* [Exercise instructions] Type out the data exactly as given. Skip any image.

* [Excerpted data]
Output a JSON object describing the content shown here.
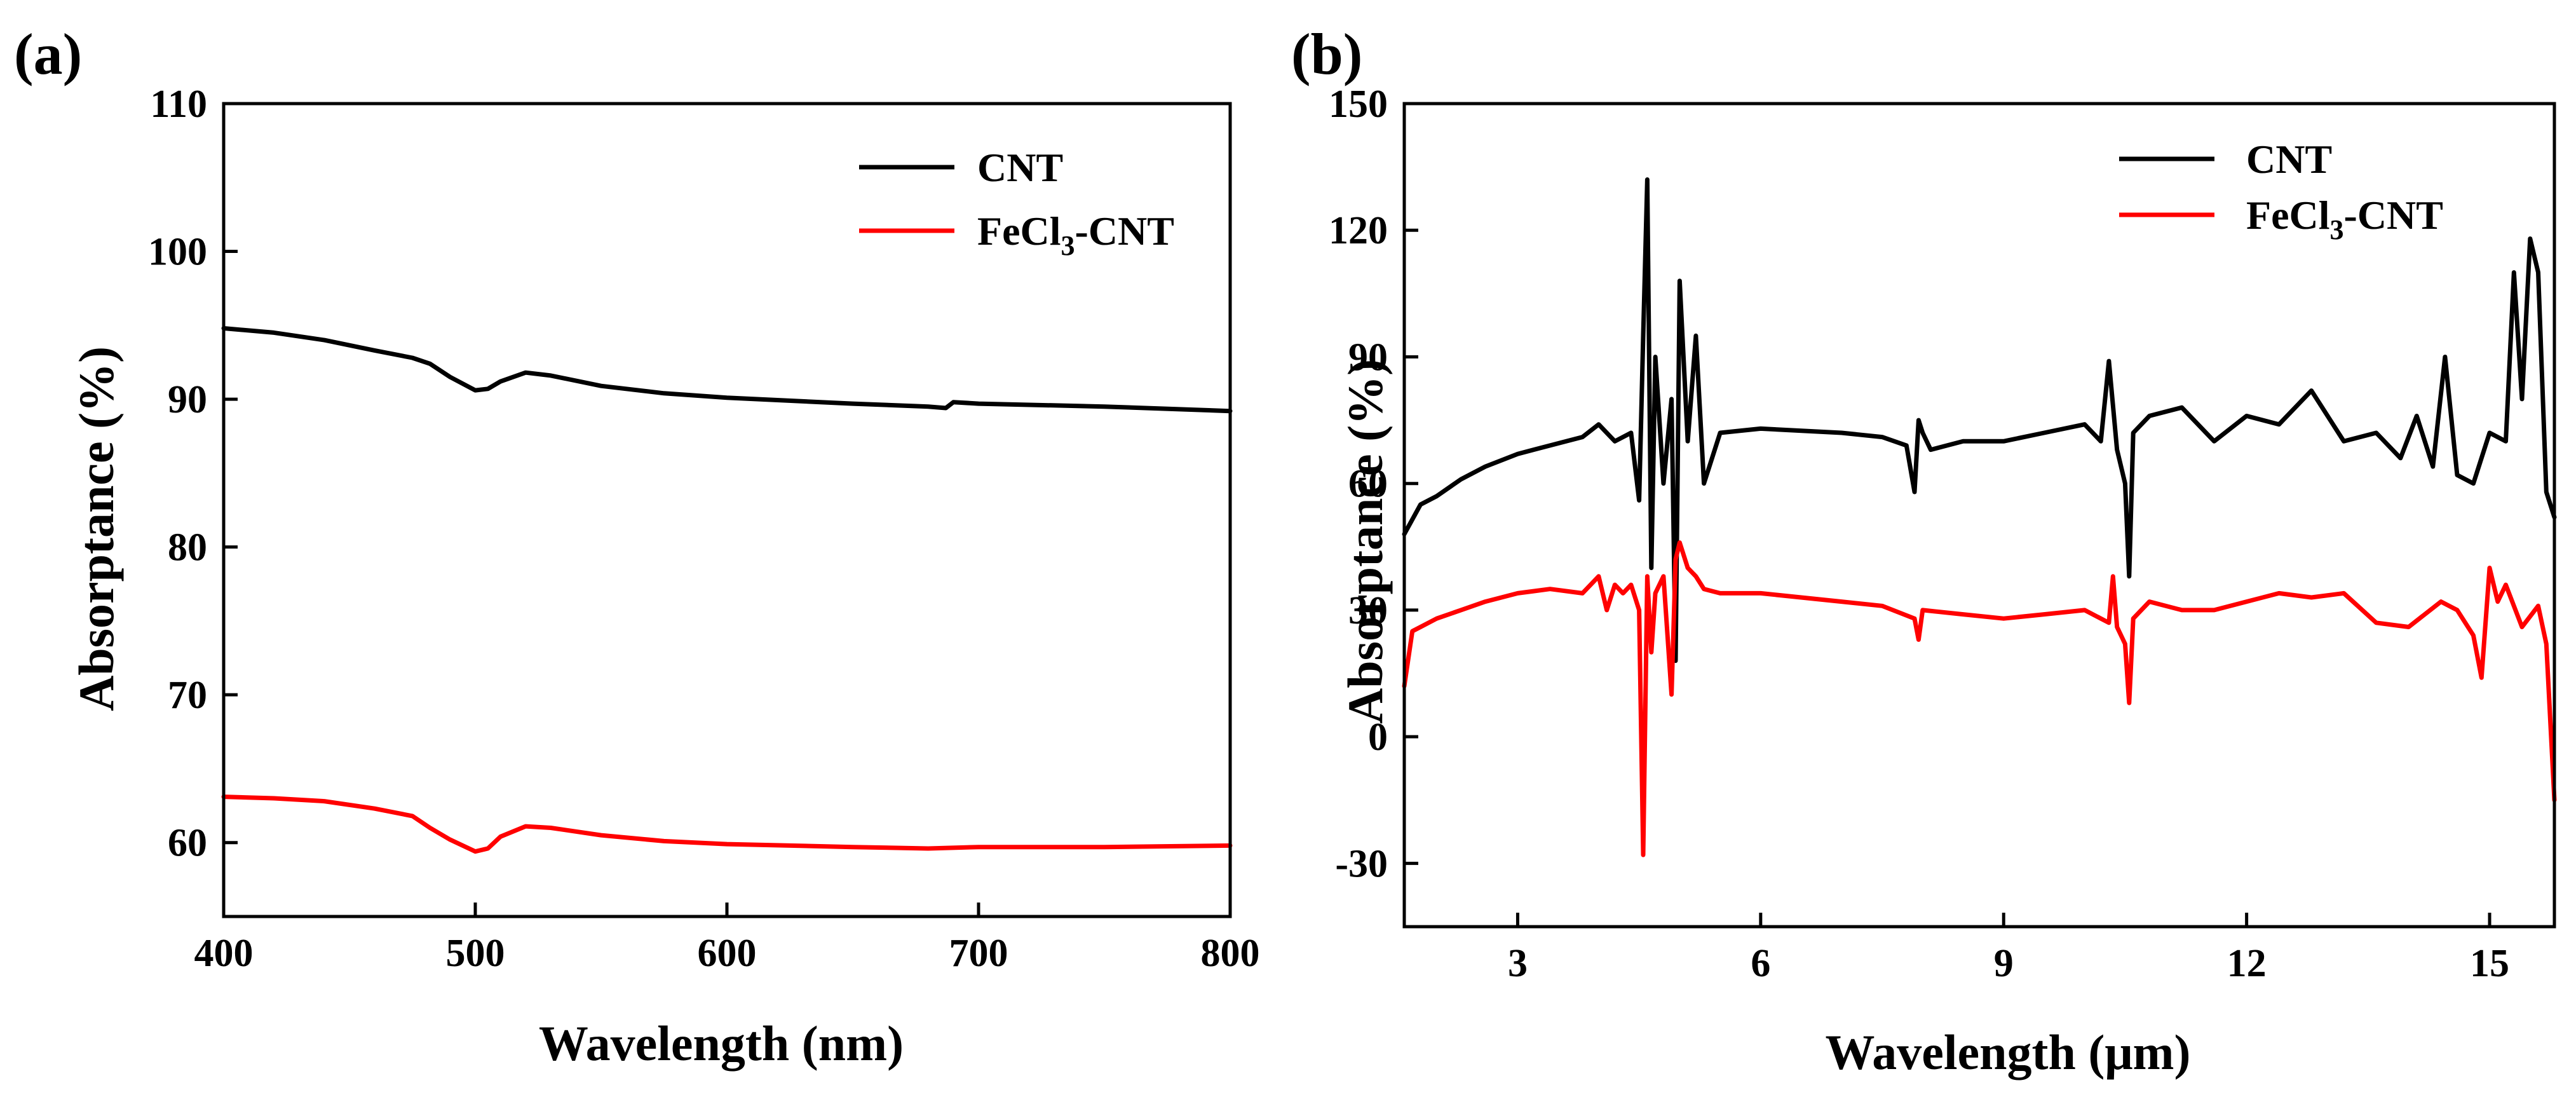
{
  "chart_data": [
    {
      "panel_label": "(a)",
      "type": "line",
      "xlabel": "Wavelength (nm)",
      "ylabel": "Absorptance (%)",
      "xlim": [
        400,
        800
      ],
      "ylim": [
        55,
        110
      ],
      "xticks": [
        "400",
        "500",
        "600",
        "700",
        "800"
      ],
      "yticks": [
        "60",
        "70",
        "80",
        "90",
        "100",
        "110"
      ],
      "legend_position": "top-right",
      "series": [
        {
          "name": "CNT",
          "color": "#000000",
          "x": [
            400,
            420,
            440,
            460,
            475,
            482,
            490,
            500,
            505,
            510,
            520,
            530,
            550,
            575,
            600,
            650,
            680,
            687,
            690,
            700,
            750,
            800
          ],
          "y": [
            94.8,
            94.5,
            94.0,
            93.3,
            92.8,
            92.4,
            91.5,
            90.6,
            90.7,
            91.2,
            91.8,
            91.6,
            90.9,
            90.4,
            90.1,
            89.7,
            89.5,
            89.4,
            89.8,
            89.7,
            89.5,
            89.2
          ]
        },
        {
          "name": "FeCl3-CNT",
          "name_parts": [
            "FeCl",
            "3",
            "-CNT"
          ],
          "color": "#ff0000",
          "x": [
            400,
            420,
            440,
            460,
            475,
            482,
            490,
            500,
            505,
            510,
            520,
            530,
            550,
            575,
            600,
            650,
            680,
            700,
            750,
            800
          ],
          "y": [
            63.1,
            63.0,
            62.8,
            62.3,
            61.8,
            61.0,
            60.2,
            59.4,
            59.6,
            60.4,
            61.1,
            61.0,
            60.5,
            60.1,
            59.9,
            59.7,
            59.6,
            59.7,
            59.7,
            59.8
          ]
        }
      ]
    },
    {
      "panel_label": "(b)",
      "type": "line",
      "xlabel": "Wavelength (μm)",
      "ylabel": "Absorptance (%)",
      "xlim": [
        1.6,
        15.8
      ],
      "ylim": [
        -45,
        150
      ],
      "xticks": [
        "3",
        "6",
        "9",
        "12",
        "15"
      ],
      "yticks": [
        "-30",
        "0",
        "30",
        "60",
        "90",
        "120",
        "150"
      ],
      "legend_position": "top-right",
      "series": [
        {
          "name": "CNT",
          "color": "#000000",
          "x": [
            1.6,
            1.8,
            2.0,
            2.3,
            2.6,
            3.0,
            3.4,
            3.8,
            4.0,
            4.2,
            4.4,
            4.5,
            4.55,
            4.6,
            4.65,
            4.7,
            4.8,
            4.9,
            4.95,
            5.0,
            5.1,
            5.2,
            5.3,
            5.5,
            6.0,
            7.0,
            7.5,
            7.8,
            7.9,
            7.95,
            8.0,
            8.1,
            8.5,
            9.0,
            9.5,
            10.0,
            10.2,
            10.3,
            10.4,
            10.5,
            10.55,
            10.6,
            10.8,
            11.2,
            11.6,
            12.0,
            12.4,
            12.8,
            13.2,
            13.6,
            13.9,
            14.1,
            14.3,
            14.45,
            14.6,
            14.8,
            15.0,
            15.2,
            15.3,
            15.4,
            15.5,
            15.6,
            15.7,
            15.8
          ],
          "y": [
            48,
            55,
            57,
            61,
            64,
            67,
            69,
            71,
            74,
            70,
            72,
            56,
            95,
            132,
            40,
            90,
            60,
            80,
            18,
            108,
            70,
            95,
            60,
            72,
            73,
            72,
            71,
            69,
            58,
            75,
            72,
            68,
            70,
            70,
            72,
            74,
            70,
            89,
            68,
            60,
            38,
            72,
            76,
            78,
            70,
            76,
            74,
            82,
            70,
            72,
            66,
            76,
            64,
            90,
            62,
            60,
            72,
            70,
            110,
            80,
            118,
            110,
            58,
            52
          ]
        },
        {
          "name": "FeCl3-CNT",
          "name_parts": [
            "FeCl",
            "3",
            "-CNT"
          ],
          "color": "#ff0000",
          "x": [
            1.6,
            1.7,
            1.8,
            2.0,
            2.3,
            2.6,
            3.0,
            3.4,
            3.8,
            4.0,
            4.1,
            4.2,
            4.3,
            4.4,
            4.5,
            4.55,
            4.6,
            4.65,
            4.7,
            4.8,
            4.9,
            4.95,
            5.0,
            5.1,
            5.2,
            5.3,
            5.5,
            6.0,
            7.0,
            7.5,
            7.9,
            7.95,
            8.0,
            8.5,
            9.0,
            9.5,
            10.0,
            10.3,
            10.35,
            10.4,
            10.5,
            10.55,
            10.6,
            10.8,
            11.2,
            11.6,
            12.0,
            12.4,
            12.8,
            13.2,
            13.6,
            14.0,
            14.4,
            14.6,
            14.8,
            14.9,
            15.0,
            15.1,
            15.2,
            15.4,
            15.6,
            15.7,
            15.8
          ],
          "y": [
            12,
            25,
            26,
            28,
            30,
            32,
            34,
            35,
            34,
            38,
            30,
            36,
            34,
            36,
            30,
            -28,
            38,
            20,
            34,
            38,
            10,
            42,
            46,
            40,
            38,
            35,
            34,
            34,
            32,
            31,
            28,
            23,
            30,
            29,
            28,
            29,
            30,
            27,
            38,
            26,
            22,
            8,
            28,
            32,
            30,
            30,
            32,
            34,
            33,
            34,
            27,
            26,
            32,
            30,
            24,
            14,
            40,
            32,
            36,
            26,
            31,
            22,
            -15
          ]
        }
      ]
    }
  ]
}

* [Response for this exercise]
Output a JSON object describing the content shown here.
{
  "chart_data": [
    {
      "panel_label": "(a)",
      "type": "line",
      "xlabel": "Wavelength (nm)",
      "ylabel": "Absorptance (%)",
      "xlim": [
        400,
        800
      ],
      "ylim": [
        55,
        110
      ],
      "xticks": [
        "400",
        "500",
        "600",
        "700",
        "800"
      ],
      "yticks": [
        "60",
        "70",
        "80",
        "90",
        "100",
        "110"
      ],
      "legend_position": "top-right",
      "series": [
        {
          "name": "CNT",
          "color": "#000000",
          "x": [
            400,
            420,
            440,
            460,
            475,
            482,
            490,
            500,
            505,
            510,
            520,
            530,
            550,
            575,
            600,
            650,
            680,
            687,
            690,
            700,
            750,
            800
          ],
          "y": [
            94.8,
            94.5,
            94.0,
            93.3,
            92.8,
            92.4,
            91.5,
            90.6,
            90.7,
            91.2,
            91.8,
            91.6,
            90.9,
            90.4,
            90.1,
            89.7,
            89.5,
            89.4,
            89.8,
            89.7,
            89.5,
            89.2
          ]
        },
        {
          "name": "FeCl3-CNT",
          "name_parts": [
            "FeCl",
            "3",
            "-CNT"
          ],
          "color": "#ff0000",
          "x": [
            400,
            420,
            440,
            460,
            475,
            482,
            490,
            500,
            505,
            510,
            520,
            530,
            550,
            575,
            600,
            650,
            680,
            700,
            750,
            800
          ],
          "y": [
            63.1,
            63.0,
            62.8,
            62.3,
            61.8,
            61.0,
            60.2,
            59.4,
            59.6,
            60.4,
            61.1,
            61.0,
            60.5,
            60.1,
            59.9,
            59.7,
            59.6,
            59.7,
            59.7,
            59.8
          ]
        }
      ]
    },
    {
      "panel_label": "(b)",
      "type": "line",
      "xlabel": "Wavelength (μm)",
      "ylabel": "Absorptance (%)",
      "xlim": [
        1.6,
        15.8
      ],
      "ylim": [
        -45,
        150
      ],
      "xticks": [
        "3",
        "6",
        "9",
        "12",
        "15"
      ],
      "yticks": [
        "-30",
        "0",
        "30",
        "60",
        "90",
        "120",
        "150"
      ],
      "legend_position": "top-right",
      "series": [
        {
          "name": "CNT",
          "color": "#000000",
          "x": [
            1.6,
            1.8,
            2.0,
            2.3,
            2.6,
            3.0,
            3.4,
            3.8,
            4.0,
            4.2,
            4.4,
            4.5,
            4.55,
            4.6,
            4.65,
            4.7,
            4.8,
            4.9,
            4.95,
            5.0,
            5.1,
            5.2,
            5.3,
            5.5,
            6.0,
            7.0,
            7.5,
            7.8,
            7.9,
            7.95,
            8.0,
            8.1,
            8.5,
            9.0,
            9.5,
            10.0,
            10.2,
            10.3,
            10.4,
            10.5,
            10.55,
            10.6,
            10.8,
            11.2,
            11.6,
            12.0,
            12.4,
            12.8,
            13.2,
            13.6,
            13.9,
            14.1,
            14.3,
            14.45,
            14.6,
            14.8,
            15.0,
            15.2,
            15.3,
            15.4,
            15.5,
            15.6,
            15.7,
            15.8
          ],
          "y": [
            48,
            55,
            57,
            61,
            64,
            67,
            69,
            71,
            74,
            70,
            72,
            56,
            95,
            132,
            40,
            90,
            60,
            80,
            18,
            108,
            70,
            95,
            60,
            72,
            73,
            72,
            71,
            69,
            58,
            75,
            72,
            68,
            70,
            70,
            72,
            74,
            70,
            89,
            68,
            60,
            38,
            72,
            76,
            78,
            70,
            76,
            74,
            82,
            70,
            72,
            66,
            76,
            64,
            90,
            62,
            60,
            72,
            70,
            110,
            80,
            118,
            110,
            58,
            52
          ]
        },
        {
          "name": "FeCl3-CNT",
          "name_parts": [
            "FeCl",
            "3",
            "-CNT"
          ],
          "color": "#ff0000",
          "x": [
            1.6,
            1.7,
            1.8,
            2.0,
            2.3,
            2.6,
            3.0,
            3.4,
            3.8,
            4.0,
            4.1,
            4.2,
            4.3,
            4.4,
            4.5,
            4.55,
            4.6,
            4.65,
            4.7,
            4.8,
            4.9,
            4.95,
            5.0,
            5.1,
            5.2,
            5.3,
            5.5,
            6.0,
            7.0,
            7.5,
            7.9,
            7.95,
            8.0,
            8.5,
            9.0,
            9.5,
            10.0,
            10.3,
            10.35,
            10.4,
            10.5,
            10.55,
            10.6,
            10.8,
            11.2,
            11.6,
            12.0,
            12.4,
            12.8,
            13.2,
            13.6,
            14.0,
            14.4,
            14.6,
            14.8,
            14.9,
            15.0,
            15.1,
            15.2,
            15.4,
            15.6,
            15.7,
            15.8
          ],
          "y": [
            12,
            25,
            26,
            28,
            30,
            32,
            34,
            35,
            34,
            38,
            30,
            36,
            34,
            36,
            30,
            -28,
            38,
            20,
            34,
            38,
            10,
            42,
            46,
            40,
            38,
            35,
            34,
            34,
            32,
            31,
            28,
            23,
            30,
            29,
            28,
            29,
            30,
            27,
            38,
            26,
            22,
            8,
            28,
            32,
            30,
            30,
            32,
            34,
            33,
            34,
            27,
            26,
            32,
            30,
            24,
            14,
            40,
            32,
            36,
            26,
            31,
            22,
            -15
          ]
        }
      ]
    }
  ]
}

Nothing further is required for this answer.